**Exercise details**
Copy each line of the data below with the word "kick".
──────
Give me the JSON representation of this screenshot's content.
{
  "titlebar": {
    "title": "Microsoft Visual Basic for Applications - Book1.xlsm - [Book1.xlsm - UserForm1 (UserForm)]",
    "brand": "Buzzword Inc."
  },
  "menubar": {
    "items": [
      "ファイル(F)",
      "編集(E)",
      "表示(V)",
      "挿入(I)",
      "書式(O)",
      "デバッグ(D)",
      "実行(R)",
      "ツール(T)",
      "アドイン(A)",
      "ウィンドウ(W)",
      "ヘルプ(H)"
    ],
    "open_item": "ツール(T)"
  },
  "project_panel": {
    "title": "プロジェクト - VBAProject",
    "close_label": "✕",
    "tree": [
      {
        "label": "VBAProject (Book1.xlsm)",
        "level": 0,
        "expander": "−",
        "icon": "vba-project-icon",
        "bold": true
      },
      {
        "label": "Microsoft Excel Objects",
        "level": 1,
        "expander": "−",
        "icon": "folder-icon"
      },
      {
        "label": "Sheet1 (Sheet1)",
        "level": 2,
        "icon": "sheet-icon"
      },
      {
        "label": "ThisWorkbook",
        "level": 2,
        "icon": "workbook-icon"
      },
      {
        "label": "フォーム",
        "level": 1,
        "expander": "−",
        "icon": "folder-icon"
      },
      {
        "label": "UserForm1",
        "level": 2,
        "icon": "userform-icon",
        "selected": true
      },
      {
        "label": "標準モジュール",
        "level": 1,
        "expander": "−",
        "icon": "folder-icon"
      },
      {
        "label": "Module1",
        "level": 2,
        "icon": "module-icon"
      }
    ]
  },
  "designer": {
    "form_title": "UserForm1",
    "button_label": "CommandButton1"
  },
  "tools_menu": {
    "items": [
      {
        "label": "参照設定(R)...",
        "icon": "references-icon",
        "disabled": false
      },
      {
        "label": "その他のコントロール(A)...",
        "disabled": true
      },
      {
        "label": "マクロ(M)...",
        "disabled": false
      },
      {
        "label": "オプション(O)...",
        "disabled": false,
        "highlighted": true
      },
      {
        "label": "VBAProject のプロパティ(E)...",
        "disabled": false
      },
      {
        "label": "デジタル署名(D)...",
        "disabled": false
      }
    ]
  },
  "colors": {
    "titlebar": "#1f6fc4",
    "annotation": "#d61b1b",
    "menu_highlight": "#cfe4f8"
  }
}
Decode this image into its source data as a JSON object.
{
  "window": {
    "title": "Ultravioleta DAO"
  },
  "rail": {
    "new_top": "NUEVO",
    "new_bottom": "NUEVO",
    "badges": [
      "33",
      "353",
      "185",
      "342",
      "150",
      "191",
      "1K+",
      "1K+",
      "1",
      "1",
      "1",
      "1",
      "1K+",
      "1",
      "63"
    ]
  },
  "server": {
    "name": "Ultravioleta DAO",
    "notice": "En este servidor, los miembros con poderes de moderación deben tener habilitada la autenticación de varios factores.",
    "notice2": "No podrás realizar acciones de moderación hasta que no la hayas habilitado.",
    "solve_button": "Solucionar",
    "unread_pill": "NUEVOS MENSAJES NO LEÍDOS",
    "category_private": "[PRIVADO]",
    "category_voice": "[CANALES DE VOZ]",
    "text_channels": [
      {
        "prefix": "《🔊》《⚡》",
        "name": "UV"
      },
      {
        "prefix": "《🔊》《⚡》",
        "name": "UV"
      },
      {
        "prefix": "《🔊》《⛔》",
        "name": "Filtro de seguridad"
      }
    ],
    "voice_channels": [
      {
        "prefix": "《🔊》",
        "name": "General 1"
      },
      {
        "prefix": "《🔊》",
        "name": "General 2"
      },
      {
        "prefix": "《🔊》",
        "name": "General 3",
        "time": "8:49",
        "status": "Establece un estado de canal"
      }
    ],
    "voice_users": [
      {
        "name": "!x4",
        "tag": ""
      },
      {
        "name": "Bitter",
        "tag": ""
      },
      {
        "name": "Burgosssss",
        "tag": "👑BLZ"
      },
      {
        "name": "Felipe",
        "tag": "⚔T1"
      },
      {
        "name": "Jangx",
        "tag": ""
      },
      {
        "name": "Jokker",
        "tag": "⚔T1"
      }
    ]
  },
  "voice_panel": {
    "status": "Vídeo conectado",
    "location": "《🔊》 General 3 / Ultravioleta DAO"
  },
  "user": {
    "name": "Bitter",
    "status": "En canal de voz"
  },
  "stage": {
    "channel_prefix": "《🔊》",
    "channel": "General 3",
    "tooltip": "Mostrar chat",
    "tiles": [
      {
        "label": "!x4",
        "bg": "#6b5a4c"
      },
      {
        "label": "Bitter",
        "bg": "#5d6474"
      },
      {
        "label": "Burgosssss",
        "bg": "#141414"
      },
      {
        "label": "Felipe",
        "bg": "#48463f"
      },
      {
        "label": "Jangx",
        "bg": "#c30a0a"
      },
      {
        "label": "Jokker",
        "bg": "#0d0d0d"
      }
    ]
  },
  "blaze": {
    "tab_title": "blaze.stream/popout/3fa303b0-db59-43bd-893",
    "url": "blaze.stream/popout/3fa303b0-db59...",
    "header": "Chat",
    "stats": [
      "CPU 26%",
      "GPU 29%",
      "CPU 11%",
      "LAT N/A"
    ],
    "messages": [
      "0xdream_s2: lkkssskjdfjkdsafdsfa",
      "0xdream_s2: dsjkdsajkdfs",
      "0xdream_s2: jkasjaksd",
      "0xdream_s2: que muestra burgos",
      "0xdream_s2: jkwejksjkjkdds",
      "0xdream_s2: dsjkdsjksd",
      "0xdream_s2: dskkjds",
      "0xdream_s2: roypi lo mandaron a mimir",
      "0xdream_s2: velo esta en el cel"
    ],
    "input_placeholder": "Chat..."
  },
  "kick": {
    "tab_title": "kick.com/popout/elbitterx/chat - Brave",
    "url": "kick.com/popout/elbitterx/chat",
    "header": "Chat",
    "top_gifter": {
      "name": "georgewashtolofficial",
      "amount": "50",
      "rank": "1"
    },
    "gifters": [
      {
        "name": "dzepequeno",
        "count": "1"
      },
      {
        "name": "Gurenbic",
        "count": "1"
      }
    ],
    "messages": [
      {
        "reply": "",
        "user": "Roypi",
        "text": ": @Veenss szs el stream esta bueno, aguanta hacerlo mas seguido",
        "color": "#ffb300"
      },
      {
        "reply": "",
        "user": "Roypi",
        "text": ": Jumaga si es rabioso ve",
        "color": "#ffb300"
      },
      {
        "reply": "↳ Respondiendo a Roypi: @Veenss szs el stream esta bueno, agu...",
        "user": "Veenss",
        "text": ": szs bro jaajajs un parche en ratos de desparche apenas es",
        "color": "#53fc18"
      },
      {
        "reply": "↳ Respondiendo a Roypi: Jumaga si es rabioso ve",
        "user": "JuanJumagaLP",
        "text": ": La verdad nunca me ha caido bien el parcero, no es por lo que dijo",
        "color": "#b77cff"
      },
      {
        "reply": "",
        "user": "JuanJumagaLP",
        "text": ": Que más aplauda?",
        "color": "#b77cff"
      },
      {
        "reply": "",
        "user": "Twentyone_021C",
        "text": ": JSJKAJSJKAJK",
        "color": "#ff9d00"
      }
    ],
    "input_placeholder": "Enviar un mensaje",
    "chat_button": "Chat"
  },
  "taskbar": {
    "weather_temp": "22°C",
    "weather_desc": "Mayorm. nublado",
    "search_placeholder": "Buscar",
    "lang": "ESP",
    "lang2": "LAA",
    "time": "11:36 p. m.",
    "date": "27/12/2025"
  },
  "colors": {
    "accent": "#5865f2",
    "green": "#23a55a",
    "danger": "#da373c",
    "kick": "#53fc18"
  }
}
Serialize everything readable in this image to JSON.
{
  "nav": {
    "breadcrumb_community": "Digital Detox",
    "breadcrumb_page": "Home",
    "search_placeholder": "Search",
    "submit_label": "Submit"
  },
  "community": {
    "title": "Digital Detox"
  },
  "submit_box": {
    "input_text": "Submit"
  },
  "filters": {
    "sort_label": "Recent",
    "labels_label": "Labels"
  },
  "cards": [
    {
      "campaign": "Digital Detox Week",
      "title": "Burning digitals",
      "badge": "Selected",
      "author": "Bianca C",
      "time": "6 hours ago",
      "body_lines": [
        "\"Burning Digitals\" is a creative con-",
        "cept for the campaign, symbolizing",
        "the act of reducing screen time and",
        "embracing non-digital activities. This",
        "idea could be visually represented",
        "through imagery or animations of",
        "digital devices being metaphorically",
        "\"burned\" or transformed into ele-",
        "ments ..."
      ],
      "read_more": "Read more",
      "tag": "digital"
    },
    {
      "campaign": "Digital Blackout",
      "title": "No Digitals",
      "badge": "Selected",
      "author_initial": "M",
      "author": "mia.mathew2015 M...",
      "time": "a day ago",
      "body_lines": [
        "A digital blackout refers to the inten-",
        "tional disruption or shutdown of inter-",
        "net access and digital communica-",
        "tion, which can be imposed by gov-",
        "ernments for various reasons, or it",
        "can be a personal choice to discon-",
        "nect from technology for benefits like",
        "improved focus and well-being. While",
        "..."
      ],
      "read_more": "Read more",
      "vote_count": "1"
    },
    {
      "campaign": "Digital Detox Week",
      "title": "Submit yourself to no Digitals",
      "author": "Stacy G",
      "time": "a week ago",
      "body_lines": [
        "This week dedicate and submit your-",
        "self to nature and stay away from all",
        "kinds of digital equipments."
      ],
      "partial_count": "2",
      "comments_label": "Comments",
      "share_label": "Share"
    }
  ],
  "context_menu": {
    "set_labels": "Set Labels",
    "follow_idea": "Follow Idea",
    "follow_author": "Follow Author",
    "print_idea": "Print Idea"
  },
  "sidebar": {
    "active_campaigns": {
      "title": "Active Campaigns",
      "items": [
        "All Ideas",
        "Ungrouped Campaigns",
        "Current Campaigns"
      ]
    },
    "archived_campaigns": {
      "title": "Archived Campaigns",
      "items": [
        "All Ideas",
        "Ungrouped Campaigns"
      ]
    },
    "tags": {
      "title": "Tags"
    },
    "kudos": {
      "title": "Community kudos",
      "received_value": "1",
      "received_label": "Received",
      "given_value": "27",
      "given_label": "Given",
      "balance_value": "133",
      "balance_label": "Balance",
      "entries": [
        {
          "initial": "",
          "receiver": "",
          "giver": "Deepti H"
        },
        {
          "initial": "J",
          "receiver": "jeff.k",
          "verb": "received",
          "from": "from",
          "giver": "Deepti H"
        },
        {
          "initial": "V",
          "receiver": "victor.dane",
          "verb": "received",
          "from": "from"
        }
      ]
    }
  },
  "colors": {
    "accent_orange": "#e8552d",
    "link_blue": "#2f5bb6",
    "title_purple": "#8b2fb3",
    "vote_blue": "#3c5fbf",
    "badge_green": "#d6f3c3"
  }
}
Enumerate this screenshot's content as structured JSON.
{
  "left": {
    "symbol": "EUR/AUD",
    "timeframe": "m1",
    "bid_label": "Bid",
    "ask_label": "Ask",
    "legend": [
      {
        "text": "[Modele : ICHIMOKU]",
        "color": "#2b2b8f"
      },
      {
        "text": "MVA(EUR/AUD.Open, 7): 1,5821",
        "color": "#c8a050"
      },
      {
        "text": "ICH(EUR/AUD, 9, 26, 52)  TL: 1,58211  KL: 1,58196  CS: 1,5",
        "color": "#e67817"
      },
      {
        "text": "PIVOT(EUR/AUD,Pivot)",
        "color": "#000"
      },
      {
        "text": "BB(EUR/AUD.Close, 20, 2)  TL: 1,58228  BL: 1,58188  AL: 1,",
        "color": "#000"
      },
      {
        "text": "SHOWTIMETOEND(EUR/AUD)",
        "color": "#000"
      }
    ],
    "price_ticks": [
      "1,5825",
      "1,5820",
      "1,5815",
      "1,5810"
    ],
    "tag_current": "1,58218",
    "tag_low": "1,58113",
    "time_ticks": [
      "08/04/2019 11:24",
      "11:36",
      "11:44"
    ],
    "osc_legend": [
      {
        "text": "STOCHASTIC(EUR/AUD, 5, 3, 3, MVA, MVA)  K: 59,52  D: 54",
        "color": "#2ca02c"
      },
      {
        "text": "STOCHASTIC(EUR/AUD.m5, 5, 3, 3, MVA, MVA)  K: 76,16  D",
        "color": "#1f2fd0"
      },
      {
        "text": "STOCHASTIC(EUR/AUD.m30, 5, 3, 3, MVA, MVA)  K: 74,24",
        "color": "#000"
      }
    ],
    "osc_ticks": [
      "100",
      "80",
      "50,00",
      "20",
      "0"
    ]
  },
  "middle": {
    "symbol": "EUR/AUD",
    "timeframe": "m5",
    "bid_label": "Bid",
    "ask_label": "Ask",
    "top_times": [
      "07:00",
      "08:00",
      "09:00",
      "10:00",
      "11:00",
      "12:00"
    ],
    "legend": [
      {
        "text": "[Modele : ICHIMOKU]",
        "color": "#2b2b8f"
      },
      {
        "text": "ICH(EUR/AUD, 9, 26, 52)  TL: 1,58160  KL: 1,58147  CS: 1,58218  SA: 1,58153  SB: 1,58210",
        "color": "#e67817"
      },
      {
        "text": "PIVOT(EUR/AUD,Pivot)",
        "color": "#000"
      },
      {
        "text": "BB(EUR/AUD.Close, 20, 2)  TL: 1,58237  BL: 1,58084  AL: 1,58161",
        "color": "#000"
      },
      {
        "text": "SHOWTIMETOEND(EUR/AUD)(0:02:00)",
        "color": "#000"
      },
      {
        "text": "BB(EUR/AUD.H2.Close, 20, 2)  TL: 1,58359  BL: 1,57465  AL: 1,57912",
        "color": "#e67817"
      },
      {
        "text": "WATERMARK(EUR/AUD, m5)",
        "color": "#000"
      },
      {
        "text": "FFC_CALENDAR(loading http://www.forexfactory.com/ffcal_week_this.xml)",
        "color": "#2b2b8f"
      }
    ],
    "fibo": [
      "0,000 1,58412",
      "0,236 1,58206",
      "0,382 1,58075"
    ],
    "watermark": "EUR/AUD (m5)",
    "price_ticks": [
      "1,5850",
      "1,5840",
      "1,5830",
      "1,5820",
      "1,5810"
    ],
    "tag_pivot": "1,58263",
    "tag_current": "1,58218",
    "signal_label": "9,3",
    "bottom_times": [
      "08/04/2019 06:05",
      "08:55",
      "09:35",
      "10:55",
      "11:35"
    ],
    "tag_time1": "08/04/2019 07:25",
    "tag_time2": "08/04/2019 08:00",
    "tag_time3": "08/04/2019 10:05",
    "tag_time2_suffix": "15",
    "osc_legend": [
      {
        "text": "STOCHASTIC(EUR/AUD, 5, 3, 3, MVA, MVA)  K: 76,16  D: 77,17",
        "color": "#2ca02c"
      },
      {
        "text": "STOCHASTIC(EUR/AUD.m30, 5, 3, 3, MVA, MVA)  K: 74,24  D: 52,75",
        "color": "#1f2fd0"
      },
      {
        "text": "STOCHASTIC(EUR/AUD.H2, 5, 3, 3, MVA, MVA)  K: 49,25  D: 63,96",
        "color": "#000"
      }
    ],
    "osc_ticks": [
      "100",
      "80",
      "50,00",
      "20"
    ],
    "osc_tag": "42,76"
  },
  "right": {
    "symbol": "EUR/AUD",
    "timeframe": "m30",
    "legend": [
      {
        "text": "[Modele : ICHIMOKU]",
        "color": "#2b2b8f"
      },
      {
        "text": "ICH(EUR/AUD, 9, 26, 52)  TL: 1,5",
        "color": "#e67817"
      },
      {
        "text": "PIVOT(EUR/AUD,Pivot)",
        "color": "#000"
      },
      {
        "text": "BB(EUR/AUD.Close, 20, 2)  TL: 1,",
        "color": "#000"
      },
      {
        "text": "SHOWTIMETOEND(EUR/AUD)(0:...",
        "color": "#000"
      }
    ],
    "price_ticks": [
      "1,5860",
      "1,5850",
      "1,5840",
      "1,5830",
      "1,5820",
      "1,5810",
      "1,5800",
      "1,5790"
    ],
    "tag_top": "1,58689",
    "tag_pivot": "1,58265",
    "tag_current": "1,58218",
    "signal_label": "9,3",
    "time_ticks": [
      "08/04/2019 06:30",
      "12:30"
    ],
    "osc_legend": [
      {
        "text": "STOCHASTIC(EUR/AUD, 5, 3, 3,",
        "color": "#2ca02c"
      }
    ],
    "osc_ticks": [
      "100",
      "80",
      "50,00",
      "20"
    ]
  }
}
──────
**Complete answer**
  "kick": {
    "tab_title": "kick.com/popout/elbitterx/chat - Brave",
    "url": "kick.com/popout/elbitterx/chat",
    "kick": "#53fc18"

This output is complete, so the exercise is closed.